Saved data entries

┌──

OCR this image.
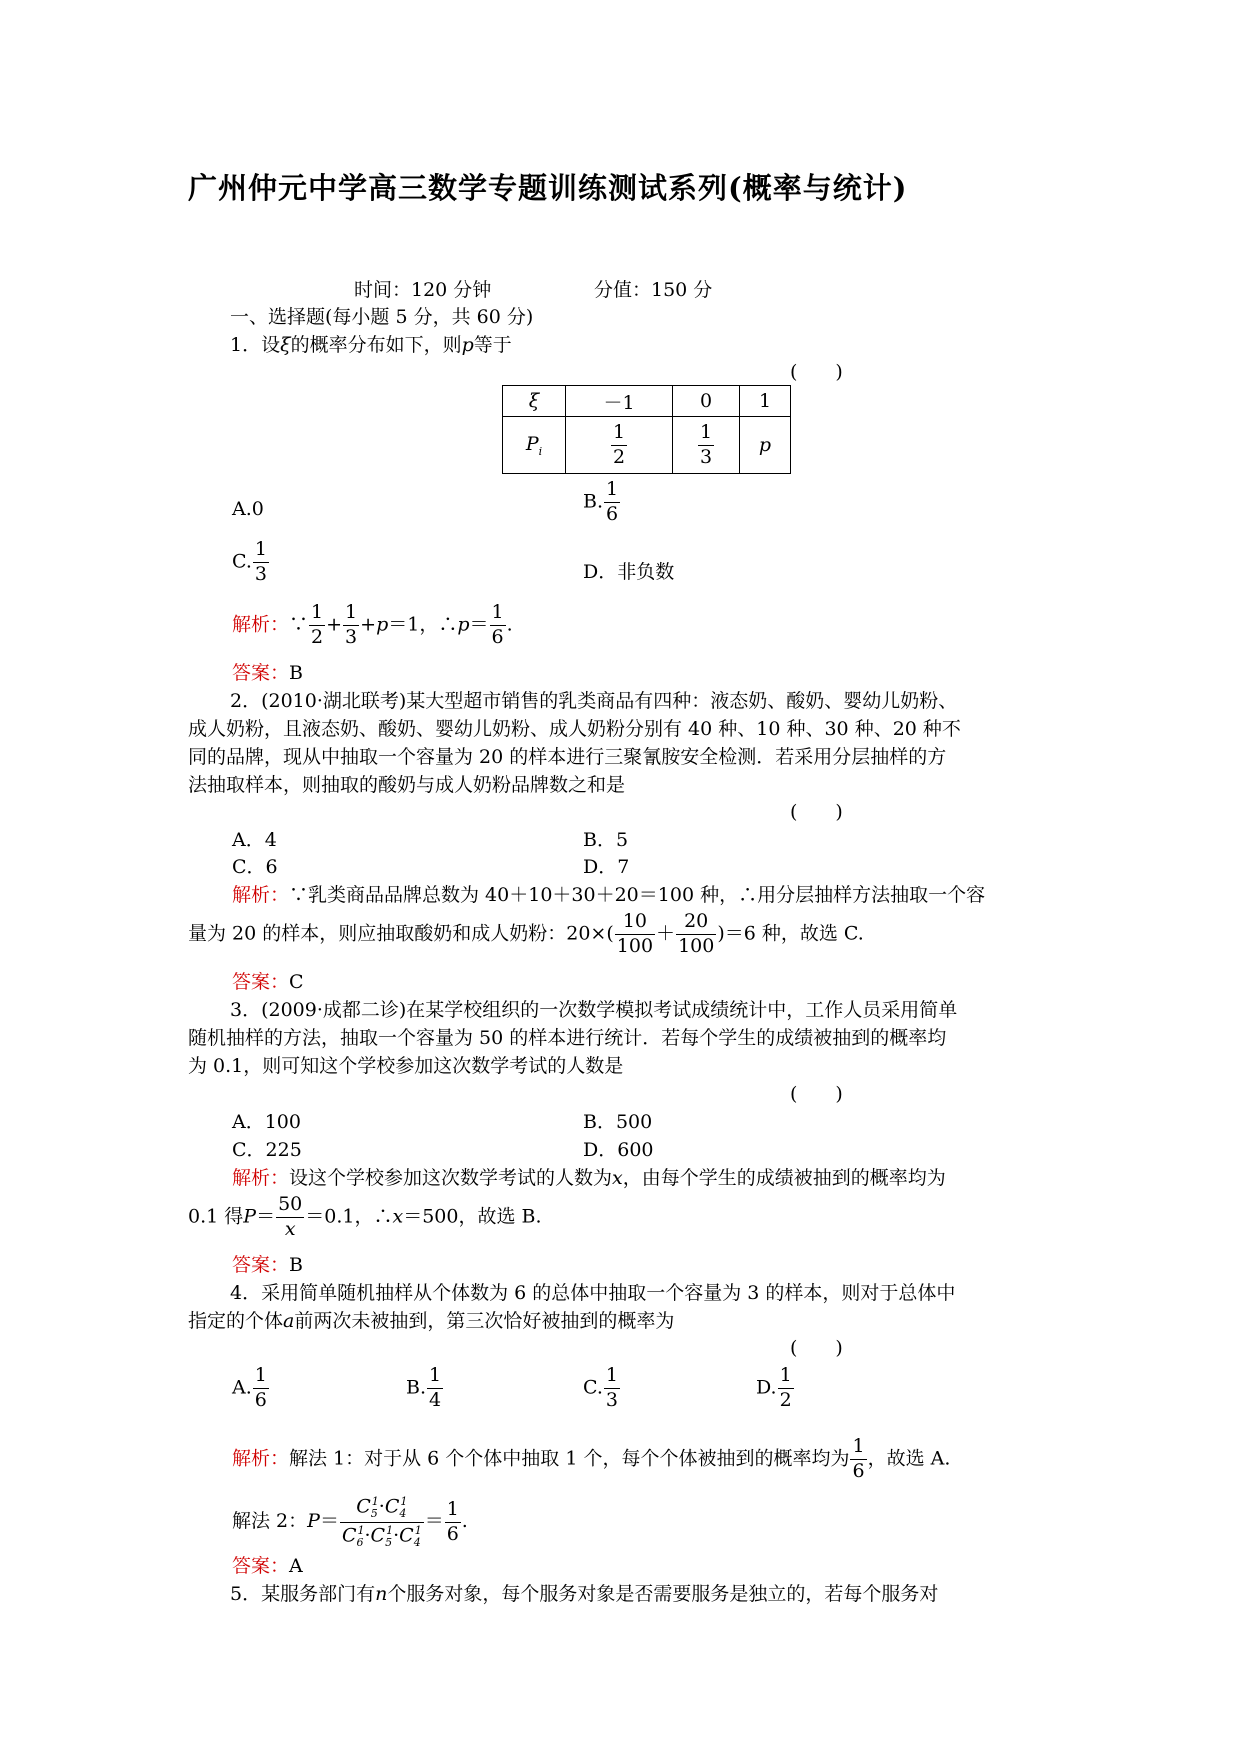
广州仲元中学高三数学专题训练测试系列(概率与统计)
时间：120 分钟	分值：150 分
一、选择题(每小题 5 分，共 60 分)
1．设ξ的概率分布如下，则p等于
(　　)
ξ	－1	0	1
$P_i$	$\frac{1}{2}$	$\frac{1}{3}$	p
A.0	B. $\frac{1}{6}$
C. $\frac{1}{3}$	D．非负数
解析：∵ $\frac{1}{2} + \frac{1}{3} +p=1$，∴p＝ $\frac{1}{6}$ .
答案：B
2．(2010·湖北联考)某大型超市销售的乳类商品有四种：液态奶、酸奶、婴幼儿奶粉、
成人奶粉，且液态奶、酸奶、婴幼儿奶粉、成人奶粉分别有 40 种、10 种、30 种、20 种不
同的品牌，现从中抽取一个容量为 20 的样本进行三聚氰胺安全检测．若采用分层抽样的方
法抽取样本，则抽取的酸奶与成人奶粉品牌数之和是
(　　)
A．4	B．5
C．6	D．7
解析：∵乳类商品品牌总数为 40＋10＋30＋20＝100 种，∴用分层抽样方法抽取一个容
量为 20 的样本，则应抽取酸奶和成人奶粉：$20\times( \frac{10}{100} + \frac{20}{100} )=6$ 种，故选 C.
答案：C
3．(2009·成都二诊)在某学校组织的一次数学模拟考试成绩统计中，工作人员采用简单
随机抽样的方法，抽取一个容量为 50 的样本进行统计．若每个学生的成绩被抽到的概率均
为 0.1，则可知这个学校参加这次数学考试的人数是
(　　)
A．100	B．500
C．225	D．600
解析：设这个学校参加这次数学考试的人数为x，由每个学生的成绩被抽到的概率均为
0.1 得$P= \frac{50}{x} =0.1$，∴x＝500，故选 B.
答案：B
4．采用简单随机抽样从个体数为 6 的总体中抽取一个容量为 3 的样本，则对于总体中
指定的个体a前两次未被抽到，第三次恰好被抽到的概率为
(　　)
A. $\frac{1}{6}$	B. $\frac{1}{4}$	C. $\frac{1}{3}$	D. $\frac{1}{2}$
解析：解法 1：对于从 6 个个体中抽取 1 个，每个个体被抽到的概率均为 $\frac{1}{6}$ ，故选 A.
解法 2：$P= \frac{C_5^1\cdot C_4^1}{C_6^1\cdot C_5^1\cdot C_4^1} = \frac{1}{6}$ .
答案：A
5．某服务部门有n个服务对象，每个服务对象是否需要服务是独立的，若每个服务对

└──

DO THIS
Copy the listing over exactly, skipping the pictures it holds.

RESPONSE
OCR this image.
广州仲元中学高三数学专题训练测试系列(概率与统计)
时间：120 分钟	分值：150 分
一、选择题(每小题 5 分，共 60 分)
1．设ξ的概率分布如下，则p等于
(　　)
ξ	－1	0	1
$P_i$	$\frac{1}{2}$	$\frac{1}{3}$	p
A.0	B. $\frac{1}{6}$
C. $\frac{1}{3}$	D．非负数
解析：∵ $\frac{1}{2} + \frac{1}{3} +p=1$，∴p＝ $\frac{1}{6}$ .
答案：B
2．(2010·湖北联考)某大型超市销售的乳类商品有四种：液态奶、酸奶、婴幼儿奶粉、
成人奶粉，且液态奶、酸奶、婴幼儿奶粉、成人奶粉分别有 40 种、10 种、30 种、20 种不
同的品牌，现从中抽取一个容量为 20 的样本进行三聚氰胺安全检测．若采用分层抽样的方
法抽取样本，则抽取的酸奶与成人奶粉品牌数之和是
(　　)
A．4	B．5
C．6	D．7
解析：∵乳类商品品牌总数为 40＋10＋30＋20＝100 种，∴用分层抽样方法抽取一个容
量为 20 的样本，则应抽取酸奶和成人奶粉：$20\times( \frac{10}{100} + \frac{20}{100} )=6$ 种，故选 C.
答案：C
3．(2009·成都二诊)在某学校组织的一次数学模拟考试成绩统计中，工作人员采用简单
随机抽样的方法，抽取一个容量为 50 的样本进行统计．若每个学生的成绩被抽到的概率均
为 0.1，则可知这个学校参加这次数学考试的人数是
(　　)
A．100	B．500
C．225	D．600
解析：设这个学校参加这次数学考试的人数为x，由每个学生的成绩被抽到的概率均为
0.1 得$P= \frac{50}{x} =0.1$，∴x＝500，故选 B.
答案：B
4．采用简单随机抽样从个体数为 6 的总体中抽取一个容量为 3 的样本，则对于总体中
指定的个体a前两次未被抽到，第三次恰好被抽到的概率为
(　　)
A. $\frac{1}{6}$	B. $\frac{1}{4}$	C. $\frac{1}{3}$	D. $\frac{1}{2}$
解析：解法 1：对于从 6 个个体中抽取 1 个，每个个体被抽到的概率均为 $\frac{1}{6}$ ，故选 A.
解法 2：$P= \frac{C_5^1\cdot C_4^1}{C_6^1\cdot C_5^1\cdot C_4^1} = \frac{1}{6}$ .
答案：A
5．某服务部门有n个服务对象，每个服务对象是否需要服务是独立的，若每个服务对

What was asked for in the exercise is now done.